SET TASK:
Locate and copy each line in the data that contains the word "this".

MATERIAL PROVIDED:

____________________

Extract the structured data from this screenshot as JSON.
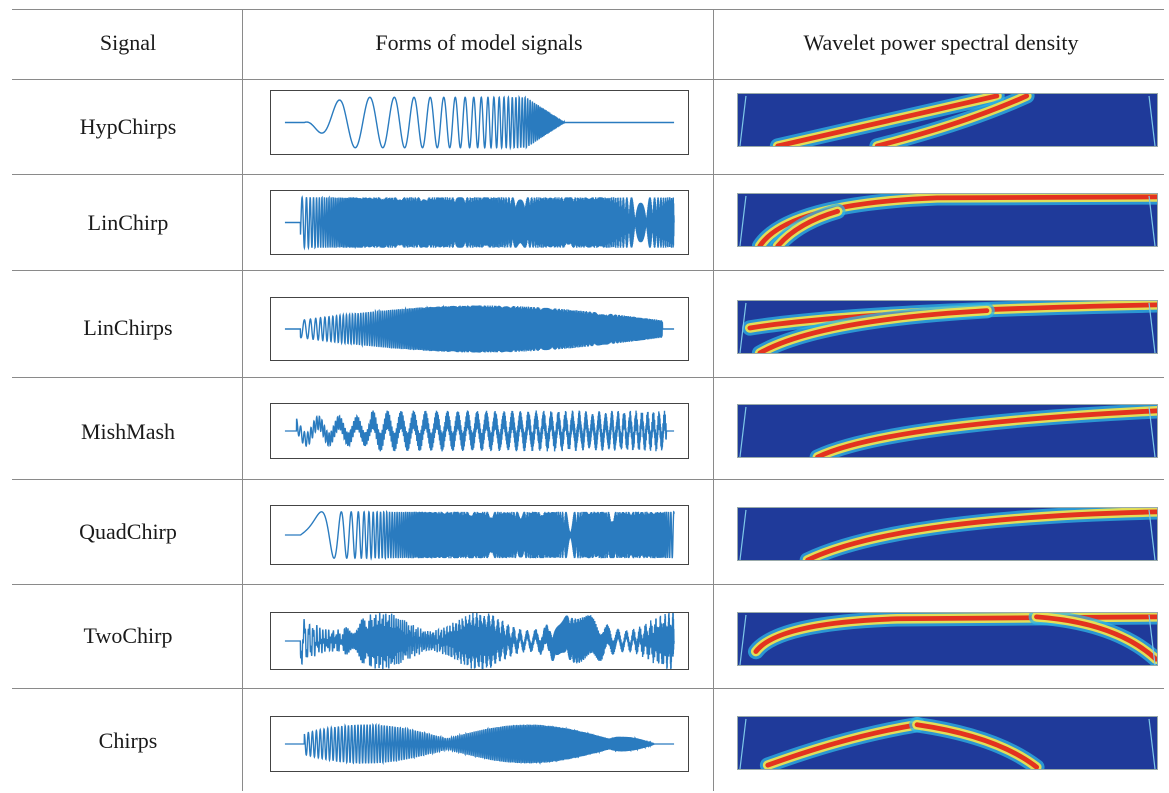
{
  "headers": {
    "signal": "Signal",
    "forms": "Forms of model signals",
    "wpsd": "Wavelet power spectral density"
  },
  "rows": [
    {
      "signal": "HypChirps"
    },
    {
      "signal": "LinChirp"
    },
    {
      "signal": "LinChirps"
    },
    {
      "signal": "MishMash"
    },
    {
      "signal": "QuadChirp"
    },
    {
      "signal": "TwoChirp"
    },
    {
      "signal": "Chirps"
    }
  ],
  "colors": {
    "waveform": "#2a7bbf",
    "spectrum_background": "#1f3a9a",
    "rule_lines": "#8a8a8a"
  }
}
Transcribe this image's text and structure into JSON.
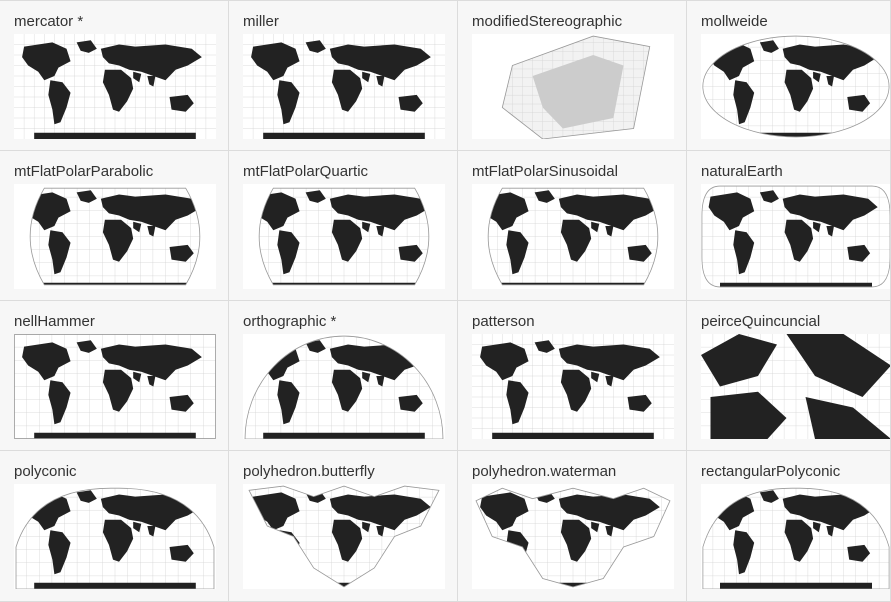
{
  "gallery": {
    "tiles": [
      {
        "label": "mercator *",
        "shape": "rect-full"
      },
      {
        "label": "miller",
        "shape": "rect-full"
      },
      {
        "label": "modifiedStereographic",
        "shape": "stereo"
      },
      {
        "label": "mollweide",
        "shape": "ellipse"
      },
      {
        "label": "mtFlatPolarParabolic",
        "shape": "flat-polar"
      },
      {
        "label": "mtFlatPolarQuartic",
        "shape": "flat-polar"
      },
      {
        "label": "mtFlatPolarSinusoidal",
        "shape": "flat-polar"
      },
      {
        "label": "naturalEarth",
        "shape": "rounded-rect"
      },
      {
        "label": "nellHammer",
        "shape": "rect-bordered"
      },
      {
        "label": "orthographic *",
        "shape": "globe"
      },
      {
        "label": "patterson",
        "shape": "rect-full"
      },
      {
        "label": "peirceQuincuncial",
        "shape": "quincuncial"
      },
      {
        "label": "polyconic",
        "shape": "polyconic"
      },
      {
        "label": "polyhedron.butterfly",
        "shape": "butterfly"
      },
      {
        "label": "polyhedron.waterman",
        "shape": "waterman"
      },
      {
        "label": "rectangularPolyconic",
        "shape": "polyconic"
      }
    ]
  },
  "colors": {
    "land": "#222222",
    "graticule": "#d4d4d4",
    "outline": "#999999",
    "tile_bg": "#f7f7f7",
    "thumb_bg": "#ffffff"
  }
}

____________________

TASK OUTPUT:
Extract the structured data from this screenshot as JSON.
Transcribe this image's text and structure into JSON.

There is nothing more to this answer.